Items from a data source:
>> Begin

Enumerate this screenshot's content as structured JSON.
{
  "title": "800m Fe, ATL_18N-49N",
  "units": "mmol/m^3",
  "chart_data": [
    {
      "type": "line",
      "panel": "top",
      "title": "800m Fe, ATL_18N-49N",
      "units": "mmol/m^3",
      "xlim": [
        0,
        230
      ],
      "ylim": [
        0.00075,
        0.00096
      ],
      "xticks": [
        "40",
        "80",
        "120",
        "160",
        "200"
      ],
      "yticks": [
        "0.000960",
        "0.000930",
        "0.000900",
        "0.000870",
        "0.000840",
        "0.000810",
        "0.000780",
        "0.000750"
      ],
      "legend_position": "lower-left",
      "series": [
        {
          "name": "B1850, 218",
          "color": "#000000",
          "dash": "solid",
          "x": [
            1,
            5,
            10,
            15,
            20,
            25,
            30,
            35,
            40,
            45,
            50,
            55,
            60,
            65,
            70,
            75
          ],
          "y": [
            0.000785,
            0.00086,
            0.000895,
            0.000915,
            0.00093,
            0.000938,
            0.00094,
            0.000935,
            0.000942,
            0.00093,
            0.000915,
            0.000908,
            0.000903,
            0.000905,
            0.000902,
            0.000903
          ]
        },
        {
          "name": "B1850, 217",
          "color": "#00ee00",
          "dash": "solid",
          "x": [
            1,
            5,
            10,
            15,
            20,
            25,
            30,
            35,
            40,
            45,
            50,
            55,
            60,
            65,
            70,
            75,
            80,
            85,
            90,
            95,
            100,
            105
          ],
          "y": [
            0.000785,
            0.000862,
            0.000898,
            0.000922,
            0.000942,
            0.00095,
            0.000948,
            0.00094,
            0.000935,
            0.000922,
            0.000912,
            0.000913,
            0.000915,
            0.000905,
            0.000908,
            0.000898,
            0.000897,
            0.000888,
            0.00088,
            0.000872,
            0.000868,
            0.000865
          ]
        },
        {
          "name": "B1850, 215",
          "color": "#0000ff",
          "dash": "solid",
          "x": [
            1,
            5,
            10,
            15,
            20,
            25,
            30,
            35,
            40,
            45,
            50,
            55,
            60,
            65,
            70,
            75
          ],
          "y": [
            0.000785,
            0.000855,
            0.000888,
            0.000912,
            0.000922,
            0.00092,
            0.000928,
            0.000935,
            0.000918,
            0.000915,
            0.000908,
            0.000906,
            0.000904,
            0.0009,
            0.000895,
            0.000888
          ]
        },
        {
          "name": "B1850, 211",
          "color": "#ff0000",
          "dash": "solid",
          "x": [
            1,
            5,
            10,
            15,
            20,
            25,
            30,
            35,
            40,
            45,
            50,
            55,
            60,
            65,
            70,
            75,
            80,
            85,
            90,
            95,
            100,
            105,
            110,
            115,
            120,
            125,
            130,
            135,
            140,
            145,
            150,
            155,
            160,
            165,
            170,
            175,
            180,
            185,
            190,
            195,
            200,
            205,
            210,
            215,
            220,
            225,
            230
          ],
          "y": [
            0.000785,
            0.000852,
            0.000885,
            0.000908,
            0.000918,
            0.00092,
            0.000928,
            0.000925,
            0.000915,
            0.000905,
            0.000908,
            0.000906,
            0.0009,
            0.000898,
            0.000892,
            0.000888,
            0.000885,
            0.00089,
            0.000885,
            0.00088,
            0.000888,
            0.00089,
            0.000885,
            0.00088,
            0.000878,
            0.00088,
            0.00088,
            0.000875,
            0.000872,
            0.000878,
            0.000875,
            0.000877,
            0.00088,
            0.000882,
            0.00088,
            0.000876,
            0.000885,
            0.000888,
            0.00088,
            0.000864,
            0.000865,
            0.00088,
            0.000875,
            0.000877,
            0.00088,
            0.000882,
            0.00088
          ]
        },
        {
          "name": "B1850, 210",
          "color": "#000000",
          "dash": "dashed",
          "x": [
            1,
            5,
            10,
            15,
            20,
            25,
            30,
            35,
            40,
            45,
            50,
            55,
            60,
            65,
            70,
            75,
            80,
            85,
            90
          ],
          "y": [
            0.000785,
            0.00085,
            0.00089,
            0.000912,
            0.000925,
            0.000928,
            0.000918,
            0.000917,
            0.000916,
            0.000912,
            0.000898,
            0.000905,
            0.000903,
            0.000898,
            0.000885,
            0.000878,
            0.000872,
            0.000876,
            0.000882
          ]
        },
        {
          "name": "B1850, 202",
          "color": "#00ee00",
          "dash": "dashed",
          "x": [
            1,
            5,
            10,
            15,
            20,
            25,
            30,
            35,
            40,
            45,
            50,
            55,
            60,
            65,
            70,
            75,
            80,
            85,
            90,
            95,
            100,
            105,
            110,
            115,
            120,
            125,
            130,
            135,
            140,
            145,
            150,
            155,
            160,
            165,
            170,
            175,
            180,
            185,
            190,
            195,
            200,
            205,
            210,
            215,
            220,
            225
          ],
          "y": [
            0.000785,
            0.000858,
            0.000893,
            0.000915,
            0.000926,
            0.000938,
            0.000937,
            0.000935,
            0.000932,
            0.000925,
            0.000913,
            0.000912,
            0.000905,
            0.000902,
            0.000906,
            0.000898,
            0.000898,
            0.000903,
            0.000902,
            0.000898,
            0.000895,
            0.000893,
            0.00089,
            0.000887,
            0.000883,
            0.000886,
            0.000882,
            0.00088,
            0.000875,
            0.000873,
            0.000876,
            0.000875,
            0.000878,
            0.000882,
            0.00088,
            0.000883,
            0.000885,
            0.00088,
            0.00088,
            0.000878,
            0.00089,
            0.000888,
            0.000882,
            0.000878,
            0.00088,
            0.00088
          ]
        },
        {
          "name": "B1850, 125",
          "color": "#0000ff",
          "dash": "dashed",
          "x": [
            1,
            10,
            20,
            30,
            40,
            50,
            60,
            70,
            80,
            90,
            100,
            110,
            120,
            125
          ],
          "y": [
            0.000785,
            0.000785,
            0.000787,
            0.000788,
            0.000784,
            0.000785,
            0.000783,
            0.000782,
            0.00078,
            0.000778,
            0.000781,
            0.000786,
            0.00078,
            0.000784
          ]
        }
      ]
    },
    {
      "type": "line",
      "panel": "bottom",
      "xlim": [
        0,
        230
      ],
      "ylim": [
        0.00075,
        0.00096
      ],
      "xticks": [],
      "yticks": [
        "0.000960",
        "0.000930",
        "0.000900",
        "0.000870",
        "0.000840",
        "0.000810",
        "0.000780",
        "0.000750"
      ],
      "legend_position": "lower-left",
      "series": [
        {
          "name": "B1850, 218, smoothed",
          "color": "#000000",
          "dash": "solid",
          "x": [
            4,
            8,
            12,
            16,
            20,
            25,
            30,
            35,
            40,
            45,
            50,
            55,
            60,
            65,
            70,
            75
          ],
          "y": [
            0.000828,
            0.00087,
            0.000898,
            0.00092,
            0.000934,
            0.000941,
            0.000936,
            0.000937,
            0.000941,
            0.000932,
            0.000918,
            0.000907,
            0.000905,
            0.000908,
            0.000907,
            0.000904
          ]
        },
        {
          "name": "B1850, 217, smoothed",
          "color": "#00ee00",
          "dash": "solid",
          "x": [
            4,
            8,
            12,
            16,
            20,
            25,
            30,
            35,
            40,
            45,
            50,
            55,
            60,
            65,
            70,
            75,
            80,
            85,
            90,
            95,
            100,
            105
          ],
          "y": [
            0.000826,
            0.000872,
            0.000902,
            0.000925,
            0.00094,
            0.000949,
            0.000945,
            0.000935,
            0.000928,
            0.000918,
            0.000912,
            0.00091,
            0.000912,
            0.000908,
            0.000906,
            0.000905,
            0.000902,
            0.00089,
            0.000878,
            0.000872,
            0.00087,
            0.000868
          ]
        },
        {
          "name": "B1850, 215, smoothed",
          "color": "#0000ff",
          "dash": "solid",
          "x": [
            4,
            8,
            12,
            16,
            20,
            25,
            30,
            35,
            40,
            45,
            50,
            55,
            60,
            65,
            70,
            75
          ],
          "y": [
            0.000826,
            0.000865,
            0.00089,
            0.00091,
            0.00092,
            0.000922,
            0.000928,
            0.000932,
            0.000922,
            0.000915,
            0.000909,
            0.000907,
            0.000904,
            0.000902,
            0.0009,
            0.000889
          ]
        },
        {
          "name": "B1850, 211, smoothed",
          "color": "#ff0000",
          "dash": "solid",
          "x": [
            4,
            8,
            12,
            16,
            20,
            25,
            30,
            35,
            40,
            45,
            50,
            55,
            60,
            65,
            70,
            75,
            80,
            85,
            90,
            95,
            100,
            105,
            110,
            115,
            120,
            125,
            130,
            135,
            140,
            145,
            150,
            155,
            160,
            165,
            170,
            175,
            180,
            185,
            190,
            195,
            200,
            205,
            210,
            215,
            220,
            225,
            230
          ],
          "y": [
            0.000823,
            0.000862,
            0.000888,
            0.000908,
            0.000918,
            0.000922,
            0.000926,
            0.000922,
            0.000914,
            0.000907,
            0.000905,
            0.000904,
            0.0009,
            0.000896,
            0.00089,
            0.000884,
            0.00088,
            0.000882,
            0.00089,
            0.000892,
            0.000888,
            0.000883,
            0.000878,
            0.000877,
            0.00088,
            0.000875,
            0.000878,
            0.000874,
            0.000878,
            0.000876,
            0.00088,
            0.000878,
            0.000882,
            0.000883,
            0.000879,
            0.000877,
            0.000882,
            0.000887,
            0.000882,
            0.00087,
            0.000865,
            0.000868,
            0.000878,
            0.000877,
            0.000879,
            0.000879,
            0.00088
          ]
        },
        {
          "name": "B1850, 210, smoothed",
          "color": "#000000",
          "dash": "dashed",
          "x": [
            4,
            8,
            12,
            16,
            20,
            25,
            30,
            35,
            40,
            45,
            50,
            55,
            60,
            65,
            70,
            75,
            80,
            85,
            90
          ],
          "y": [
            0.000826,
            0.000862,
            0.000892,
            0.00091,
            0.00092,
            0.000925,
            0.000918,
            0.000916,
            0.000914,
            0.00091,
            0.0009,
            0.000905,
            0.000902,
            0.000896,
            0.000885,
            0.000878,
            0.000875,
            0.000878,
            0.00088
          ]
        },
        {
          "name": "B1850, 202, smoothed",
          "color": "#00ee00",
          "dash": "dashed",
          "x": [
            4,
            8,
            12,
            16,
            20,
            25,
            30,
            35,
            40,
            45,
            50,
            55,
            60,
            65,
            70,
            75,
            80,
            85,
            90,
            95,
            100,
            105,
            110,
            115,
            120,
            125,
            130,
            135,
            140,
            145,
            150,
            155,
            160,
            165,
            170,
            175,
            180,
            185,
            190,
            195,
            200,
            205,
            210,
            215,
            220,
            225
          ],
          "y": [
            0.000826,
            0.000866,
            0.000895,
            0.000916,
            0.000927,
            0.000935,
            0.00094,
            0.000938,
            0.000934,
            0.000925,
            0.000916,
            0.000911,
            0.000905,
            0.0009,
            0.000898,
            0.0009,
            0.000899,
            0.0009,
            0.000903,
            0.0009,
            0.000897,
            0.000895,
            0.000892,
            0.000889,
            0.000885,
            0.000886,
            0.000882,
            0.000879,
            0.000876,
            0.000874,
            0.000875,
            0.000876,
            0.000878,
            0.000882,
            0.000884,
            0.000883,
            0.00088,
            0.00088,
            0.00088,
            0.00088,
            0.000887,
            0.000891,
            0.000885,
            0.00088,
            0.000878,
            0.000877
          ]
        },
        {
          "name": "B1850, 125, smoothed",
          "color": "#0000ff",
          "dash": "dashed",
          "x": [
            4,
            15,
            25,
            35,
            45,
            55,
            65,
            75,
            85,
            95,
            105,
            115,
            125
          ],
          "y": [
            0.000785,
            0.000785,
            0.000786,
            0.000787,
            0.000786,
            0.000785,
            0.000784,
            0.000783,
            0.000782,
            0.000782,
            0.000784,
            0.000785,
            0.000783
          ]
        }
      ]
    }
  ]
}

>> End

Work required: Check each line of the records for the word "smoothed", and show the lines that contain it.

Answer to this task:
          "name": "B1850, 218, smoothed",
          "name": "B1850, 217, smoothed",
          "name": "B1850, 215, smoothed",
          "name": "B1850, 211, smoothed",
          "name": "B1850, 210, smoothed",
          "name": "B1850, 202, smoothed",
          "name": "B1850, 125, smoothed",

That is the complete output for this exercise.